TASK INSTRUCTIONS: Here are some records. Copy each one exactly.

DATA SECTION:
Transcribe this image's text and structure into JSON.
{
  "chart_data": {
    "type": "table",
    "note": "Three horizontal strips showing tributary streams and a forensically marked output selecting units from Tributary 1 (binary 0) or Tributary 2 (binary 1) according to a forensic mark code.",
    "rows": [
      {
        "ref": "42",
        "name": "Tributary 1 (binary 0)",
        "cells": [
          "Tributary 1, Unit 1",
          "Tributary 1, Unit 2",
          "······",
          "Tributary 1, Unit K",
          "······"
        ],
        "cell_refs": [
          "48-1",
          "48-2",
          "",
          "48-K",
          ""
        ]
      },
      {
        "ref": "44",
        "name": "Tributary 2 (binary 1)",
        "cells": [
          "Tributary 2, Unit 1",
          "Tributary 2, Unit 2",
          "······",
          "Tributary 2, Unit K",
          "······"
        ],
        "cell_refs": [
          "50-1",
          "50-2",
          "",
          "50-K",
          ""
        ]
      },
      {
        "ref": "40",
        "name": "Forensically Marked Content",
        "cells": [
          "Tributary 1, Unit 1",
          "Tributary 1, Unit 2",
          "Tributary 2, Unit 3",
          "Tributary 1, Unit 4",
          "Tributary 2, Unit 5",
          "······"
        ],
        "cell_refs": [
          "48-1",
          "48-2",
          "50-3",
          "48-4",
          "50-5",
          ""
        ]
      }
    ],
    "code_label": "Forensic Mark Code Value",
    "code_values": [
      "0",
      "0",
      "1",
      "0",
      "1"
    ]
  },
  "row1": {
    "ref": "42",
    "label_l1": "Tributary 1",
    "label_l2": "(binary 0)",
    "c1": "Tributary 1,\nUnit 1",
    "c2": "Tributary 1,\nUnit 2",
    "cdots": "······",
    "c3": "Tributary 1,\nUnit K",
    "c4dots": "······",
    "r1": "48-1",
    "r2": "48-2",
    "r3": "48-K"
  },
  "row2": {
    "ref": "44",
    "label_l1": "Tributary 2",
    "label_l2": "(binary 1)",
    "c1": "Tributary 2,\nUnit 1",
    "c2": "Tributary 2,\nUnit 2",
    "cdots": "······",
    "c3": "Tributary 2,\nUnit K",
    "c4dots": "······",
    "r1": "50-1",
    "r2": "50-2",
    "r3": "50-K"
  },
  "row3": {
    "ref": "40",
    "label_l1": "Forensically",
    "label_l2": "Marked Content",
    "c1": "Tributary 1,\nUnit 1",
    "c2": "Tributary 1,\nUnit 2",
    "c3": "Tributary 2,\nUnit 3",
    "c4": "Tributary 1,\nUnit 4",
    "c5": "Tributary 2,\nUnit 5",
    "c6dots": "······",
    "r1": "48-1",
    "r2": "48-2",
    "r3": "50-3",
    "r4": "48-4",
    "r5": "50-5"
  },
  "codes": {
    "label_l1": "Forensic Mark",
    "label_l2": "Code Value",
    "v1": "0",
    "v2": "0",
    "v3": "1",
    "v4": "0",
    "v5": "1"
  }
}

TASK OUTPUT:
Transcribe this image's text and structure into JSON.
{
  "chart_data": {
    "type": "table",
    "note": "Three horizontal strips showing tributary streams and a forensically marked output selecting units from Tributary 1 (binary 0) or Tributary 2 (binary 1) according to a forensic mark code.",
    "rows": [
      {
        "ref": "42",
        "name": "Tributary 1 (binary 0)",
        "cells": [
          "Tributary 1, Unit 1",
          "Tributary 1, Unit 2",
          "······",
          "Tributary 1, Unit K",
          "······"
        ],
        "cell_refs": [
          "48-1",
          "48-2",
          "",
          "48-K",
          ""
        ]
      },
      {
        "ref": "44",
        "name": "Tributary 2 (binary 1)",
        "cells": [
          "Tributary 2, Unit 1",
          "Tributary 2, Unit 2",
          "······",
          "Tributary 2, Unit K",
          "······"
        ],
        "cell_refs": [
          "50-1",
          "50-2",
          "",
          "50-K",
          ""
        ]
      },
      {
        "ref": "40",
        "name": "Forensically Marked Content",
        "cells": [
          "Tributary 1, Unit 1",
          "Tributary 1, Unit 2",
          "Tributary 2, Unit 3",
          "Tributary 1, Unit 4",
          "Tributary 2, Unit 5",
          "······"
        ],
        "cell_refs": [
          "48-1",
          "48-2",
          "50-3",
          "48-4",
          "50-5",
          ""
        ]
      }
    ],
    "code_label": "Forensic Mark Code Value",
    "code_values": [
      "0",
      "0",
      "1",
      "0",
      "1"
    ]
  },
  "row1": {
    "ref": "42",
    "label_l1": "Tributary 1",
    "label_l2": "(binary 0)",
    "c1": "Tributary 1,\nUnit 1",
    "c2": "Tributary 1,\nUnit 2",
    "cdots": "······",
    "c3": "Tributary 1,\nUnit K",
    "c4dots": "······",
    "r1": "48-1",
    "r2": "48-2",
    "r3": "48-K"
  },
  "row2": {
    "ref": "44",
    "label_l1": "Tributary 2",
    "label_l2": "(binary 1)",
    "c1": "Tributary 2,\nUnit 1",
    "c2": "Tributary 2,\nUnit 2",
    "cdots": "······",
    "c3": "Tributary 2,\nUnit K",
    "c4dots": "······",
    "r1": "50-1",
    "r2": "50-2",
    "r3": "50-K"
  },
  "row3": {
    "ref": "40",
    "label_l1": "Forensically",
    "label_l2": "Marked Content",
    "c1": "Tributary 1,\nUnit 1",
    "c2": "Tributary 1,\nUnit 2",
    "c3": "Tributary 2,\nUnit 3",
    "c4": "Tributary 1,\nUnit 4",
    "c5": "Tributary 2,\nUnit 5",
    "c6dots": "······",
    "r1": "48-1",
    "r2": "48-2",
    "r3": "50-3",
    "r4": "48-4",
    "r5": "50-5"
  },
  "codes": {
    "label_l1": "Forensic Mark",
    "label_l2": "Code Value",
    "v1": "0",
    "v2": "0",
    "v3": "1",
    "v4": "0",
    "v5": "1"
  }
}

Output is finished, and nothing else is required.